# [To do]
Gather up the lines that contain "yang".

# [Extracted records]
......
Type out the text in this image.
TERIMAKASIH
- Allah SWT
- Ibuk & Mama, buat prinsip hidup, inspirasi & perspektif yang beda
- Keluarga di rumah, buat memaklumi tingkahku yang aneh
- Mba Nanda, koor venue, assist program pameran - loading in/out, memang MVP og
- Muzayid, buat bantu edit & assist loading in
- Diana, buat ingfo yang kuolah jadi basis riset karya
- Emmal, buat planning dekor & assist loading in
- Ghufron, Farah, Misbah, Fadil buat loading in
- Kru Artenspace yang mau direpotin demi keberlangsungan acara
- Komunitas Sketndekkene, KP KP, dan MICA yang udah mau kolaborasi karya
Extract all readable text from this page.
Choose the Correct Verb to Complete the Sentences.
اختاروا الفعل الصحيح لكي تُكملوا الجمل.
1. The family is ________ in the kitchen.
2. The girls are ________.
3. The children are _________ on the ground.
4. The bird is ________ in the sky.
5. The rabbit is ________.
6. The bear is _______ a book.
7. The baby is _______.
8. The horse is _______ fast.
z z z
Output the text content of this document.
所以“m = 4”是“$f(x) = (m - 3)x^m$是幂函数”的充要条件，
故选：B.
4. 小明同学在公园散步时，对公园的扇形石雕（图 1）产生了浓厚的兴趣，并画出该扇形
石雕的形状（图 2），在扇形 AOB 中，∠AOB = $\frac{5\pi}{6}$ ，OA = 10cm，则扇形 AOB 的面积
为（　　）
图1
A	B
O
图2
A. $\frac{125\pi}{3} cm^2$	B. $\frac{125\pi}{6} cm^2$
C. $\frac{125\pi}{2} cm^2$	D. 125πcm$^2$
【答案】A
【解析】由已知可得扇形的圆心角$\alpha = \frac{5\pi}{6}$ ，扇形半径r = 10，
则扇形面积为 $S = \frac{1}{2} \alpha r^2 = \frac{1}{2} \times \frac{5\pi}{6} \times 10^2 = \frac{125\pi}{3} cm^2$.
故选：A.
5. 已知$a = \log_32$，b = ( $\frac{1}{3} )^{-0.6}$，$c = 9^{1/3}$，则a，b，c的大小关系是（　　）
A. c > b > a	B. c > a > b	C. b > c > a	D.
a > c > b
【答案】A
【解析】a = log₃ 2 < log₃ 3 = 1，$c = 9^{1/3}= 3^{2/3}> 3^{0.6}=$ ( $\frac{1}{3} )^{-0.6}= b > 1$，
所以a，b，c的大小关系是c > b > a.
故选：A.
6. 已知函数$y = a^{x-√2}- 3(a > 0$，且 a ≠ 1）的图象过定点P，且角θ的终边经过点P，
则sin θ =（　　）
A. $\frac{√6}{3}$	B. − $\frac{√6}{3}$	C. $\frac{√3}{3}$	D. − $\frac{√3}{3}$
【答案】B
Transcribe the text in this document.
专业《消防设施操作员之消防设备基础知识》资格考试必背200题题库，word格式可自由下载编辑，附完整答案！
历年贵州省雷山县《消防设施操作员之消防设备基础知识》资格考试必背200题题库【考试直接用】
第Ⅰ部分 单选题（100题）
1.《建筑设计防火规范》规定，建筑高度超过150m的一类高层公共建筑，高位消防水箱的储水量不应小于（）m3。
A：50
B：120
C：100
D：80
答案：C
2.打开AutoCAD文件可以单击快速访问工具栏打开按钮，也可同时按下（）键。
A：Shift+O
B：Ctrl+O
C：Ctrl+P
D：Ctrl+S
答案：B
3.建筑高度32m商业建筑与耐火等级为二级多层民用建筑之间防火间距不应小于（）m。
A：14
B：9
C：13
......
# [Task result]
- Ibuk & Mama, buat prinsip hidup, inspirasi & perspektif yang beda
- Keluarga di rumah, buat memaklumi tingkahku yang aneh
- Diana, buat ingfo yang kuolah jadi basis riset karya
- Kru Artenspace yang mau direpotin demi keberlangsungan acara
- Komunitas Sketndekkene, KP KP, dan MICA yang udah mau kolaborasi karya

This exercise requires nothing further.